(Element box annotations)
◇ ◇ ◇

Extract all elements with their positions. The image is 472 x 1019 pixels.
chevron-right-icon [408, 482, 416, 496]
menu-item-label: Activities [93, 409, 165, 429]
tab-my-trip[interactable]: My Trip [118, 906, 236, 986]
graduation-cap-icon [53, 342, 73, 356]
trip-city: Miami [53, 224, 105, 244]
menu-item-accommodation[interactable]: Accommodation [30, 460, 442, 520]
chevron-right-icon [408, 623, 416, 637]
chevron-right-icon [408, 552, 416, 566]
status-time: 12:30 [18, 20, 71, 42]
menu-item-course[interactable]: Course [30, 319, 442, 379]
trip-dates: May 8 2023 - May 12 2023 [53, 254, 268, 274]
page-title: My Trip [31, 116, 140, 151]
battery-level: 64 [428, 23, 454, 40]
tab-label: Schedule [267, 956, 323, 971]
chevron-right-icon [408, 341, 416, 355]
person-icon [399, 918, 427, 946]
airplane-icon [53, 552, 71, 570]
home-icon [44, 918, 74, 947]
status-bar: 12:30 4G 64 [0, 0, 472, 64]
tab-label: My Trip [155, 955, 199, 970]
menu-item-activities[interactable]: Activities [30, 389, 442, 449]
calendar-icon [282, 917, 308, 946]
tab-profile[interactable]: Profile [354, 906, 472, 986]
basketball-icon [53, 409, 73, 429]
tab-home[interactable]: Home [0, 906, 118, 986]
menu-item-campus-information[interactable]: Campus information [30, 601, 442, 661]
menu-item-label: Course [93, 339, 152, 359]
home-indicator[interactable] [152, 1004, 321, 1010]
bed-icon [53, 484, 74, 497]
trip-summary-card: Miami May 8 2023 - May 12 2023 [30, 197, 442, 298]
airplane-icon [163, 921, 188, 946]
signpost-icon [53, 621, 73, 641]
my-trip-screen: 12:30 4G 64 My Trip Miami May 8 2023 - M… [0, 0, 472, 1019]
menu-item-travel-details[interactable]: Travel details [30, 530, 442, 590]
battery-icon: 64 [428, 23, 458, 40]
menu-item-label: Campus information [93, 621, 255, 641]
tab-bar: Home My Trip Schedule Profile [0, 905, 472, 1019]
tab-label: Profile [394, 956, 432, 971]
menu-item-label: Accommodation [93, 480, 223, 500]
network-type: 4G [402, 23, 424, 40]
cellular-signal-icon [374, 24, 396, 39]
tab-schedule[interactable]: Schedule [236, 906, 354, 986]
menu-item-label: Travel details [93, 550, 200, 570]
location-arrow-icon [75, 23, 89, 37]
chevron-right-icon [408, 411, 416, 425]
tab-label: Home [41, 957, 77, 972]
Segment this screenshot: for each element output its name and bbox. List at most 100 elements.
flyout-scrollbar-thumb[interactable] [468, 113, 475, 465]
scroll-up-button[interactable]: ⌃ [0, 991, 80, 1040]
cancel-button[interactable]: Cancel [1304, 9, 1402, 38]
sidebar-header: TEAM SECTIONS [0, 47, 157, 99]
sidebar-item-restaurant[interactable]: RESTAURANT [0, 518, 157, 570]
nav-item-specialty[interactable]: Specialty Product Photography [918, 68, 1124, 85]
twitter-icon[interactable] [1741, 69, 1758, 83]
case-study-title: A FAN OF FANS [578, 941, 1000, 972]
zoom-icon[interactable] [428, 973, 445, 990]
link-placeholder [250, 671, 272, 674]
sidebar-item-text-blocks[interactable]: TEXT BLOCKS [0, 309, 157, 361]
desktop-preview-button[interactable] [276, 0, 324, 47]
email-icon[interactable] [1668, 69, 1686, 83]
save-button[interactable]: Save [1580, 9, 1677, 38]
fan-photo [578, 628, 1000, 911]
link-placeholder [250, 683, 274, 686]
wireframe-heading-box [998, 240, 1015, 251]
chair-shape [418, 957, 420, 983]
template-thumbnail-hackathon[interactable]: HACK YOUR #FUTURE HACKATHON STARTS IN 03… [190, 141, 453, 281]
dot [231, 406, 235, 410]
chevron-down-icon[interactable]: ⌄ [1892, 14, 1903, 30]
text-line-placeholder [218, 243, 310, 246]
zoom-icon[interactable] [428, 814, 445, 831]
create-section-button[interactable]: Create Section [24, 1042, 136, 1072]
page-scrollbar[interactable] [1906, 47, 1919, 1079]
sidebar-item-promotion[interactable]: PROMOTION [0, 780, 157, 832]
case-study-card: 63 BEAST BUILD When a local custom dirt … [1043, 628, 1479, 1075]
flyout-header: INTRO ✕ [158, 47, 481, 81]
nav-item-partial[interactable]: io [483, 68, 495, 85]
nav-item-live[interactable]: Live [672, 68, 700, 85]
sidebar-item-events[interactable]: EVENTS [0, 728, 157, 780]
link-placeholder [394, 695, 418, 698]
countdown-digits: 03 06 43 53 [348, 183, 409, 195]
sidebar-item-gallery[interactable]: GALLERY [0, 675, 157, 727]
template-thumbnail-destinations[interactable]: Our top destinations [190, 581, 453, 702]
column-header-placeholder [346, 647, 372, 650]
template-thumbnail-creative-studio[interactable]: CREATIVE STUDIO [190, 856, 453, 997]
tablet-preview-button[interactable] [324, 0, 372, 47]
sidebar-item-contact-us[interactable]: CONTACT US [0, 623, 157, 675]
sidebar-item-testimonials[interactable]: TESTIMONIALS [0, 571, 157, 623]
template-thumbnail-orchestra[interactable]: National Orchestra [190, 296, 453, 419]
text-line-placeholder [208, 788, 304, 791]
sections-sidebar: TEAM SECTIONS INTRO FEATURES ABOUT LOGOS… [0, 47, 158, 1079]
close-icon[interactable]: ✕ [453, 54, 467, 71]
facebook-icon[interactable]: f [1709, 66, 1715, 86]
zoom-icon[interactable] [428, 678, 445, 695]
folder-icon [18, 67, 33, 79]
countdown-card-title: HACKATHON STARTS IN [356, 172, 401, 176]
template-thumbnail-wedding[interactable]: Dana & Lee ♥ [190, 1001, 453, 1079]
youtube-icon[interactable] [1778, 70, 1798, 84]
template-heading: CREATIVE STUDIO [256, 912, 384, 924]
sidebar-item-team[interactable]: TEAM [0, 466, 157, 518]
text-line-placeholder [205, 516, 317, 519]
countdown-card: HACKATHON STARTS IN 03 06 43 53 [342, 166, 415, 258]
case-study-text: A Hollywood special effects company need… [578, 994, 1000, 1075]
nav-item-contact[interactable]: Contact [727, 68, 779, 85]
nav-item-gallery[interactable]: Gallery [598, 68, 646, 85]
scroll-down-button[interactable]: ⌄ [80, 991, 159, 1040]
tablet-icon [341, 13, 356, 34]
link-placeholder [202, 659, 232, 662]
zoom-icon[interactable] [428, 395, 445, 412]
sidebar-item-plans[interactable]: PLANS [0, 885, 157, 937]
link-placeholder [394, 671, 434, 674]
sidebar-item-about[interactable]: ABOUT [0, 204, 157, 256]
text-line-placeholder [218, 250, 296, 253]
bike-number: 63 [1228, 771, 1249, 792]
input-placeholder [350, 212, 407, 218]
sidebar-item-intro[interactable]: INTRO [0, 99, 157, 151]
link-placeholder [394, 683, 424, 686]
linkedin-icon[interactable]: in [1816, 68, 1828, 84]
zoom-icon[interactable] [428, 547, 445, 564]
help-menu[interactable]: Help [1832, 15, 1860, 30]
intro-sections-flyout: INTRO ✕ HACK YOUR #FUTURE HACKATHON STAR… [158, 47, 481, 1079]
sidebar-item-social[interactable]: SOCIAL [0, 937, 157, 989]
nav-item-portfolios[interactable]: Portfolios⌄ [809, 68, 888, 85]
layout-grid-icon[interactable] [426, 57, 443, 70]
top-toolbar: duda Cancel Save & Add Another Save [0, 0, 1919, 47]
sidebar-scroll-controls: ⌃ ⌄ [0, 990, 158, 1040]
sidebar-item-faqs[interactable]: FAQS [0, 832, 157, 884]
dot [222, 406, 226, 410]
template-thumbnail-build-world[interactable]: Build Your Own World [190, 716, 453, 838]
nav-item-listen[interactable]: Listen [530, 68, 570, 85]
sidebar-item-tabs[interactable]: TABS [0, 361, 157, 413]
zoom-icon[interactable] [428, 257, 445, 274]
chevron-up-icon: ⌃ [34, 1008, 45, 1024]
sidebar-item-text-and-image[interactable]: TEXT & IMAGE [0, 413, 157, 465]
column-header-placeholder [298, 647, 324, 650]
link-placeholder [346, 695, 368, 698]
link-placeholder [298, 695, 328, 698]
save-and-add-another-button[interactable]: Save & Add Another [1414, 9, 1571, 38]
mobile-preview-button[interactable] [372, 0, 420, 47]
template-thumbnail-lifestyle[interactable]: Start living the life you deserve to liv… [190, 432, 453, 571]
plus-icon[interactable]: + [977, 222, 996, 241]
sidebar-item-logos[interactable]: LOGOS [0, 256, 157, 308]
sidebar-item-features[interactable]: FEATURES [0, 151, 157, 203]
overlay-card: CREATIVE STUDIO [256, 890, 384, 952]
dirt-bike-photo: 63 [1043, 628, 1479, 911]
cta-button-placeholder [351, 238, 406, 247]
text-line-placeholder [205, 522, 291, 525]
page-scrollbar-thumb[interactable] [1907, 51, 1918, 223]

◇ ◇ ◇

◆ What the task asks ◆
Copy the items word for word, from their first line through the line containing "status-time: 12:30 [18, 20, 71, 42]", with both of those lines included.

◆ Task response ◆
Extract all elements with their positions. The image is 472 x 1019 pixels.
chevron-right-icon [408, 482, 416, 496]
menu-item-label: Activities [93, 409, 165, 429]
tab-my-trip[interactable]: My Trip [118, 906, 236, 986]
graduation-cap-icon [53, 342, 73, 356]
trip-city: Miami [53, 224, 105, 244]
menu-item-accommodation[interactable]: Accommodation [30, 460, 442, 520]
chevron-right-icon [408, 623, 416, 637]
chevron-right-icon [408, 552, 416, 566]
status-time: 12:30 [18, 20, 71, 42]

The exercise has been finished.